Make an exact copy of the entries below with the pictures removed.

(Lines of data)
* Start *
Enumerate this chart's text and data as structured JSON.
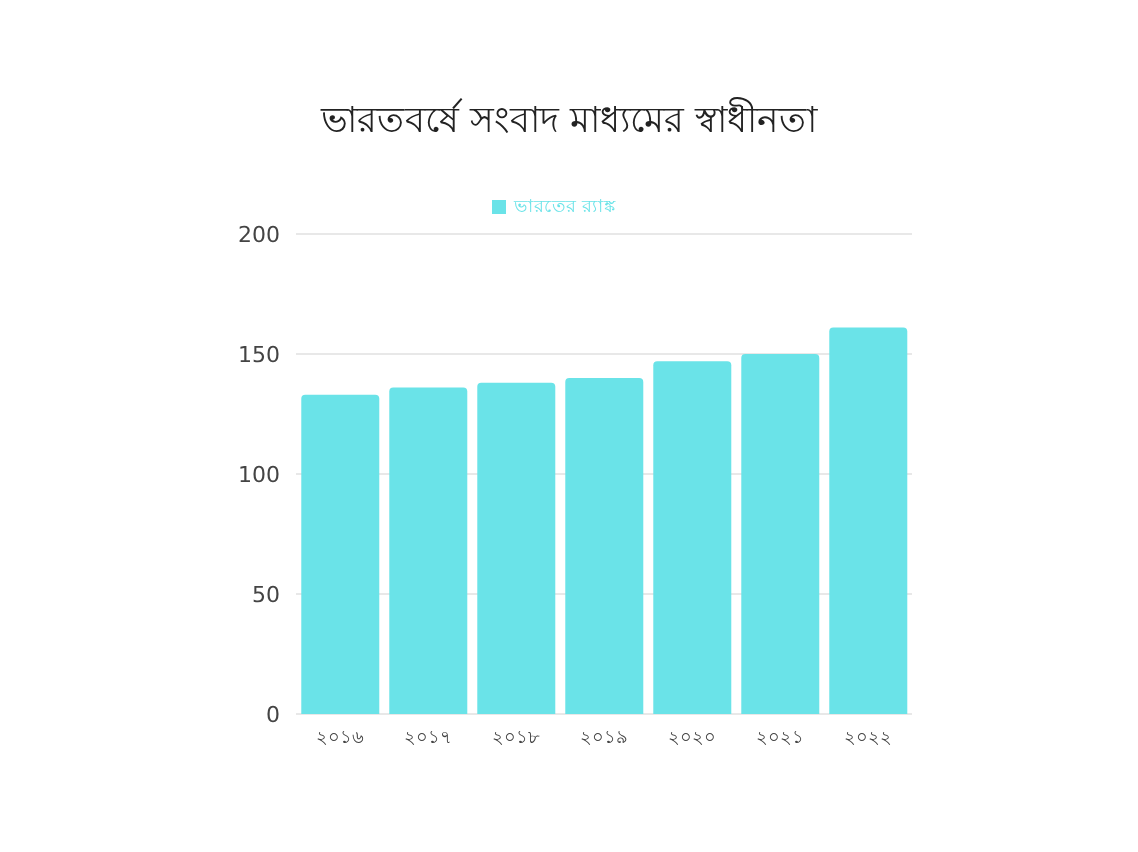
{
  "chart_data": {
    "type": "bar",
    "title": "ভারতবর্ষে সংবাদ মাধ্যমের স্বাধীনতা",
    "categories": [
      "২০১৬",
      "২০১৭",
      "২০১৮",
      "২০১৯",
      "২০২০",
      "২০২১",
      "২০২২"
    ],
    "series": [
      {
        "name": "ভারতের র‍্যাঙ্ক",
        "color": "#6ae3e8",
        "values": [
          133,
          136,
          138,
          140,
          147,
          150,
          161
        ]
      }
    ],
    "ylim": [
      0,
      200
    ],
    "yticks": [
      0,
      50,
      100,
      150,
      200
    ],
    "grid": "y",
    "legend": "top"
  }
}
* End *
COMPLETED TASK
Enumerate this chart's text and data as structured JSON.
{
  "chart_data": {
    "type": "bar",
    "title": "ভারতবর্ষে সংবাদ মাধ্যমের স্বাধীনতা",
    "categories": [
      "২০১৬",
      "২০১৭",
      "২০১৮",
      "২০১৯",
      "২০২০",
      "২০২১",
      "২০২২"
    ],
    "series": [
      {
        "name": "ভারতের র‍্যাঙ্ক",
        "color": "#6ae3e8",
        "values": [
          133,
          136,
          138,
          140,
          147,
          150,
          161
        ]
      }
    ],
    "ylim": [
      0,
      200
    ],
    "yticks": [
      0,
      50,
      100,
      150,
      200
    ],
    "grid": "y",
    "legend": "top"
  }
}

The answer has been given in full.